Using the listing beneath this task, count the lines with the word "grant" and write only the result.

▶ _Collected data entries_
-*-
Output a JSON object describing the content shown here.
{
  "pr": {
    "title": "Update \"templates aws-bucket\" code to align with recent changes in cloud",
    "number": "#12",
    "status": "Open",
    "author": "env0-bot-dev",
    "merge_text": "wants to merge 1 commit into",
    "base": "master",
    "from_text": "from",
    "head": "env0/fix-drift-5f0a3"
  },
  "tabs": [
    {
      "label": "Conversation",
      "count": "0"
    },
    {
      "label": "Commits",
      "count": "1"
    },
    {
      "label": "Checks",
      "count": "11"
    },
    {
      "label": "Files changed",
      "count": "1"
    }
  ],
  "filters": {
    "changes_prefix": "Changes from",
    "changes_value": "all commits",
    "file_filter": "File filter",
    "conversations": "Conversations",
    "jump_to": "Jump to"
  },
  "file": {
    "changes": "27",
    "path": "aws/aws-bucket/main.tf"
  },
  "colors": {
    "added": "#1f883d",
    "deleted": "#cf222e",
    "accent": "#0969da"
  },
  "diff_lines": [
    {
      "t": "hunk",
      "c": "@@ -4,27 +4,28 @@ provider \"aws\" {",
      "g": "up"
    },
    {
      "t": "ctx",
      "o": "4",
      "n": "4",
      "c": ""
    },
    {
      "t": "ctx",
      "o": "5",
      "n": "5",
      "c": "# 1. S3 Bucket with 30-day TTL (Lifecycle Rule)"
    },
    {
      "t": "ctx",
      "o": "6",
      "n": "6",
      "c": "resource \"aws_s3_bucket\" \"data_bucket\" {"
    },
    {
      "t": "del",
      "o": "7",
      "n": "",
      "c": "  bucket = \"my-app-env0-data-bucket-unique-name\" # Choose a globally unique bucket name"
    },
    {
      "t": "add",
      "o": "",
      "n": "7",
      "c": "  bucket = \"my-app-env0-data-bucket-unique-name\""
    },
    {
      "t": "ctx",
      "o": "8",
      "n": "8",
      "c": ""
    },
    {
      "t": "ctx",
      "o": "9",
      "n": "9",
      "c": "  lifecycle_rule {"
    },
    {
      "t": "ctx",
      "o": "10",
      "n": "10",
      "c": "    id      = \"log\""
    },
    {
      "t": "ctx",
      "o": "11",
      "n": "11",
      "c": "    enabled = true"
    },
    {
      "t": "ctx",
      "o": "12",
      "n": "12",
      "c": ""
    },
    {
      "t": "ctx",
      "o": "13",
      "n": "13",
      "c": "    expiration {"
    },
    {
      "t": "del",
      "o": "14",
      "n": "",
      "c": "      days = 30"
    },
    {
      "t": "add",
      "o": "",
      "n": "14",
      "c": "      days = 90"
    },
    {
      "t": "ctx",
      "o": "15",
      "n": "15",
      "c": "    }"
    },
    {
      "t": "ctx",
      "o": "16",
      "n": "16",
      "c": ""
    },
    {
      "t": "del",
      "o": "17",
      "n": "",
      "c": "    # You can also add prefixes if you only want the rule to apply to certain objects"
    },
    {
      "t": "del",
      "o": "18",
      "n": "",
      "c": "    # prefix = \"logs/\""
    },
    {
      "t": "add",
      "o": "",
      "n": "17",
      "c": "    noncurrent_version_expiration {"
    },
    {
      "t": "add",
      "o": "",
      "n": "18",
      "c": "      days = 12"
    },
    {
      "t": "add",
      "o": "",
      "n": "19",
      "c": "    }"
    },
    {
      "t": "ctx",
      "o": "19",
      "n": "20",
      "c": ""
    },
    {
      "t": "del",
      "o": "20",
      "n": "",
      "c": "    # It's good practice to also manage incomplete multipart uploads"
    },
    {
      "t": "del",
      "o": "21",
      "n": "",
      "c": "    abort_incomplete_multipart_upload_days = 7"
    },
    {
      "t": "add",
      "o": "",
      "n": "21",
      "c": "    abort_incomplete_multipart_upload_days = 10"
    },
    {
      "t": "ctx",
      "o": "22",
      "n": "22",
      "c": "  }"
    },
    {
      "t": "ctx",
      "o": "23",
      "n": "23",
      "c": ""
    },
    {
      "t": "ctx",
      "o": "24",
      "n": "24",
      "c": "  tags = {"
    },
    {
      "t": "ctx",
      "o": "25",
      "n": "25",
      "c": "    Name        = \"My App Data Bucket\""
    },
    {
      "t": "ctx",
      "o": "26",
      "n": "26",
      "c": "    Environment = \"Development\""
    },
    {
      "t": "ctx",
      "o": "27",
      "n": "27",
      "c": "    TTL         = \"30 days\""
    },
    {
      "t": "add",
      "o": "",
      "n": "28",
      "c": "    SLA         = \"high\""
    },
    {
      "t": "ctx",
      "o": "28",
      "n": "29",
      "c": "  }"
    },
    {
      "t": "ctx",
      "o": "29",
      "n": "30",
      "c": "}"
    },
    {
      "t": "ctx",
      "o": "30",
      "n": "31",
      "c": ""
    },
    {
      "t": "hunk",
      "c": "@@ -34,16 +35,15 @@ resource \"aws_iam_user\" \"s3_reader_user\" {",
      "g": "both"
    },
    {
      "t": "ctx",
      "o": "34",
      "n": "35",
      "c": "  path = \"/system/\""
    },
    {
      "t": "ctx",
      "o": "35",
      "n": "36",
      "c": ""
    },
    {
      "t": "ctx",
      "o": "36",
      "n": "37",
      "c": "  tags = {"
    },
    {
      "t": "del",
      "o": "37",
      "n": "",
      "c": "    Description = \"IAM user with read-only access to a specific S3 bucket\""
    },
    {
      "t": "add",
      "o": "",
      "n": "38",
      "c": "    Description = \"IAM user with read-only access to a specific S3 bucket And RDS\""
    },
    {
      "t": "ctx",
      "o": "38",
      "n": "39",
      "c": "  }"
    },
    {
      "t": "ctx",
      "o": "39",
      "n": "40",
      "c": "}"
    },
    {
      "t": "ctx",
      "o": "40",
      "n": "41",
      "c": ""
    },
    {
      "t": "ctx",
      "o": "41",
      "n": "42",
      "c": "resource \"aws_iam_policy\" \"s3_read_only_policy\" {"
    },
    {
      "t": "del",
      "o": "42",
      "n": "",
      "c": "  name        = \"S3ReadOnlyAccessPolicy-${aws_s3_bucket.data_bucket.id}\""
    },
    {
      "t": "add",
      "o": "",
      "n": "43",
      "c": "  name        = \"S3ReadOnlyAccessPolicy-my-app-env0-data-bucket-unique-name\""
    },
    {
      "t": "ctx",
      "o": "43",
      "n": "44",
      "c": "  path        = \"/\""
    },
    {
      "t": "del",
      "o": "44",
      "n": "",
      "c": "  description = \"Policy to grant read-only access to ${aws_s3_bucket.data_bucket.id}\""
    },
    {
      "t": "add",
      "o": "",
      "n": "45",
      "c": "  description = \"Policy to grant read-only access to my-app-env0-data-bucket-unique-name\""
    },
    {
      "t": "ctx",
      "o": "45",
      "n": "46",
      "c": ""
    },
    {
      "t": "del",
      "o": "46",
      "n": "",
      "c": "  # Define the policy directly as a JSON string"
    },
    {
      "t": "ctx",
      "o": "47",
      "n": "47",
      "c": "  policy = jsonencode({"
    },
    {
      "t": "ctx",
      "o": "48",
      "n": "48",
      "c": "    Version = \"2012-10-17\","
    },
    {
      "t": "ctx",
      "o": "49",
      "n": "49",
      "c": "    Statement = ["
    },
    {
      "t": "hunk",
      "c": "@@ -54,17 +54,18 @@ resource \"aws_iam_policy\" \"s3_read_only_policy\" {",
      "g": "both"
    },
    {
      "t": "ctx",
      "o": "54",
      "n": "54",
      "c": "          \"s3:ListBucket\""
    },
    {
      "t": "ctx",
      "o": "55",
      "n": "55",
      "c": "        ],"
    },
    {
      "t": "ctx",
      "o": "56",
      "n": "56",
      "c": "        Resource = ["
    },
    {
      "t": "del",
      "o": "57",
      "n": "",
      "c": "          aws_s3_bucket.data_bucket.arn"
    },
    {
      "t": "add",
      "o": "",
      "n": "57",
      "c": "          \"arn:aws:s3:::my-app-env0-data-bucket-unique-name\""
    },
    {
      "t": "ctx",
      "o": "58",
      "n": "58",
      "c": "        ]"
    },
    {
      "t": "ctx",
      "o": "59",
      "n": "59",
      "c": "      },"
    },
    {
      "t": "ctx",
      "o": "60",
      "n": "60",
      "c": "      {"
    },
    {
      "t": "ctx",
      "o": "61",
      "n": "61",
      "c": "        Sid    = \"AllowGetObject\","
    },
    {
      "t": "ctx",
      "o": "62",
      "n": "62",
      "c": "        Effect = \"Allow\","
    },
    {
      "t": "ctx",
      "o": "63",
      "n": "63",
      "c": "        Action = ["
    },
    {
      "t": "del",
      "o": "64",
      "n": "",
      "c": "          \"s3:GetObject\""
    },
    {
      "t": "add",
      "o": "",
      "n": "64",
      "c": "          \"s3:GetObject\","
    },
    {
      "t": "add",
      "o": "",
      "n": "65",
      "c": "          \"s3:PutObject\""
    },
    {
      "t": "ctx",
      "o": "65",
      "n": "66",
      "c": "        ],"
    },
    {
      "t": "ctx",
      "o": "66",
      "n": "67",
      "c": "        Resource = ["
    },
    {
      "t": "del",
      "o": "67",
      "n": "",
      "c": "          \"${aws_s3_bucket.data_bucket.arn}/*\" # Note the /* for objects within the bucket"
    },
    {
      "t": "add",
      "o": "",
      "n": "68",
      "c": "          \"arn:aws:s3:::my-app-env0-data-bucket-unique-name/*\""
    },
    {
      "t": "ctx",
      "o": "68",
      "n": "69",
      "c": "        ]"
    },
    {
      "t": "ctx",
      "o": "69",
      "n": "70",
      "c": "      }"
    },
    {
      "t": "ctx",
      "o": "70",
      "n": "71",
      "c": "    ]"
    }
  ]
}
-*-
▶ _FINAL ANSWER_
2